## Written task
Could you extract every entry below and reproduce it exactly?

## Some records
####

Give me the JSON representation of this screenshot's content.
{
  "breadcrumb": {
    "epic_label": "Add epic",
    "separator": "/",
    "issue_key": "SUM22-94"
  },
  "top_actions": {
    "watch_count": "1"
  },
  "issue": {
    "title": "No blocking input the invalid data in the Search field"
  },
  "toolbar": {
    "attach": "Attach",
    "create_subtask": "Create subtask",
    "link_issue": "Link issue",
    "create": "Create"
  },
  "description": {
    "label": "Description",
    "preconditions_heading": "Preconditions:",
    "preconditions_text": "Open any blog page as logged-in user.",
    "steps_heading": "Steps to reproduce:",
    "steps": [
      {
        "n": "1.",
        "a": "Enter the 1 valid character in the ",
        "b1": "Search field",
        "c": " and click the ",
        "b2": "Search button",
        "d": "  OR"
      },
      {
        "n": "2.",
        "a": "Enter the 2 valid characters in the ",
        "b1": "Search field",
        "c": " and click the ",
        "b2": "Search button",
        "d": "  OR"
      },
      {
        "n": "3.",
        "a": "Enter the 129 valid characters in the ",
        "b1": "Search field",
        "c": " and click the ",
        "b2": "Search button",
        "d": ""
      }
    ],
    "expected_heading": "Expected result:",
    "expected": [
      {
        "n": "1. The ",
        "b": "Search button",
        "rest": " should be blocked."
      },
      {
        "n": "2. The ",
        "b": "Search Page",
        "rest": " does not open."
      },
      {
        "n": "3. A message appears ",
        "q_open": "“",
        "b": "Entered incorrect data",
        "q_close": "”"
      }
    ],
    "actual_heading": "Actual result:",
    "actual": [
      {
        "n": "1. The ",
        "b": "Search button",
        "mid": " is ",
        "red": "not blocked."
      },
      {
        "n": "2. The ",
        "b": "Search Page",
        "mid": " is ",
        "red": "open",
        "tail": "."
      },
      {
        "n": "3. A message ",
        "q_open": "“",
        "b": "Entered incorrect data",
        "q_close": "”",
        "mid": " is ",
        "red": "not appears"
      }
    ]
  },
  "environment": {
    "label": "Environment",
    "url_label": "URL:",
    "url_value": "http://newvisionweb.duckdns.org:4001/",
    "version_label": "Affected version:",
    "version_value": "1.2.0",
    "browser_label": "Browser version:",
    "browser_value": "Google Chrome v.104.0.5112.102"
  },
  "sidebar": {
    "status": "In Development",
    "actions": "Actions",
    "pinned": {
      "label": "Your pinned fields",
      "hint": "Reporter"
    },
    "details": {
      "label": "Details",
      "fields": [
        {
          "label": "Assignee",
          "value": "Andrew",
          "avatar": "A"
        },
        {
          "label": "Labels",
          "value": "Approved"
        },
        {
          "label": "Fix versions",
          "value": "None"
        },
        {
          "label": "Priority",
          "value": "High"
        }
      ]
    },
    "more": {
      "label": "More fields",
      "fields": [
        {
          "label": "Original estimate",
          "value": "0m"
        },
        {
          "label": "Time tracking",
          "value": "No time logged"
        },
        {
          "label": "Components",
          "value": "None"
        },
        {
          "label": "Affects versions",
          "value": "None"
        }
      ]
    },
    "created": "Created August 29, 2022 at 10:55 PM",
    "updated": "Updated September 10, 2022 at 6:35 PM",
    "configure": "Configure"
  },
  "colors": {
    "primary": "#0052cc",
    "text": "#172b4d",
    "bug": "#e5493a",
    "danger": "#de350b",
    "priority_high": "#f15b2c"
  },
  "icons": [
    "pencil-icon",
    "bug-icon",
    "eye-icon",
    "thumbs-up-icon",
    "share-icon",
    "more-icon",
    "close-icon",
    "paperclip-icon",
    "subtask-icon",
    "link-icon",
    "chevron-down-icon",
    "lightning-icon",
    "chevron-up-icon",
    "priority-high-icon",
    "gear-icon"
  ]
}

####

## Response to this task
Give me the JSON representation of this screenshot's content.
{
  "breadcrumb": {
    "epic_label": "Add epic",
    "separator": "/",
    "issue_key": "SUM22-94"
  },
  "top_actions": {
    "watch_count": "1"
  },
  "issue": {
    "title": "No blocking input the invalid data in the Search field"
  },
  "toolbar": {
    "attach": "Attach",
    "create_subtask": "Create subtask",
    "link_issue": "Link issue",
    "create": "Create"
  },
  "description": {
    "label": "Description",
    "preconditions_heading": "Preconditions:",
    "preconditions_text": "Open any blog page as logged-in user.",
    "steps_heading": "Steps to reproduce:",
    "steps": [
      {
        "n": "1.",
        "a": "Enter the 1 valid character in the ",
        "b1": "Search field",
        "c": " and click the ",
        "b2": "Search button",
        "d": "  OR"
      },
      {
        "n": "2.",
        "a": "Enter the 2 valid characters in the ",
        "b1": "Search field",
        "c": " and click the ",
        "b2": "Search button",
        "d": "  OR"
      },
      {
        "n": "3.",
        "a": "Enter the 129 valid characters in the ",
        "b1": "Search field",
        "c": " and click the ",
        "b2": "Search button",
        "d": ""
      }
    ],
    "expected_heading": "Expected result:",
    "expected": [
      {
        "n": "1. The ",
        "b": "Search button",
        "rest": " should be blocked."
      },
      {
        "n": "2. The ",
        "b": "Search Page",
        "rest": " does not open."
      },
      {
        "n": "3. A message appears ",
        "q_open": "“",
        "b": "Entered incorrect data",
        "q_close": "”"
      }
    ],
    "actual_heading": "Actual result:",
    "actual": [
      {
        "n": "1. The ",
        "b": "Search button",
        "mid": " is ",
        "red": "not blocked."
      },
      {
        "n": "2. The ",
        "b": "Search Page",
        "mid": " is ",
        "red": "open",
        "tail": "."
      },
      {
        "n": "3. A message ",
        "q_open": "“",
        "b": "Entered incorrect data",
        "q_close": "”",
        "mid": " is ",
        "red": "not appears"
      }
    ]
  },
  "environment": {
    "label": "Environment",
    "url_label": "URL:",
    "url_value": "http://newvisionweb.duckdns.org:4001/",
    "version_label": "Affected version:",
    "version_value": "1.2.0",
    "browser_label": "Browser version:",
    "browser_value": "Google Chrome v.104.0.5112.102"
  },
  "sidebar": {
    "status": "In Development",
    "actions": "Actions",
    "pinned": {
      "label": "Your pinned fields",
      "hint": "Reporter"
    },
    "details": {
      "label": "Details",
      "fields": [
        {
          "label": "Assignee",
          "value": "Andrew",
          "avatar": "A"
        },
        {
          "label": "Labels",
          "value": "Approved"
        },
        {
          "label": "Fix versions",
          "value": "None"
        },
        {
          "label": "Priority",
          "value": "High"
        }
      ]
    },
    "more": {
      "label": "More fields",
      "fields": [
        {
          "label": "Original estimate",
          "value": "0m"
        },
        {
          "label": "Time tracking",
          "value": "No time logged"
        },
        {
          "label": "Components",
          "value": "None"
        },
        {
          "label": "Affects versions",
          "value": "None"
        }
      ]
    },
    "created": "Created August 29, 2022 at 10:55 PM",
    "updated": "Updated September 10, 2022 at 6:35 PM",
    "configure": "Configure"
  },
  "colors": {
    "primary": "#0052cc",
    "text": "#172b4d",
    "bug": "#e5493a",
    "danger": "#de350b",
    "priority_high": "#f15b2c"
  },
  "icons": [
    "pencil-icon",
    "bug-icon",
    "eye-icon",
    "thumbs-up-icon",
    "share-icon",
    "more-icon",
    "close-icon",
    "paperclip-icon",
    "subtask-icon",
    "link-icon",
    "chevron-down-icon",
    "lightning-icon",
    "chevron-up-icon",
    "priority-high-icon",
    "gear-icon"
  ]
}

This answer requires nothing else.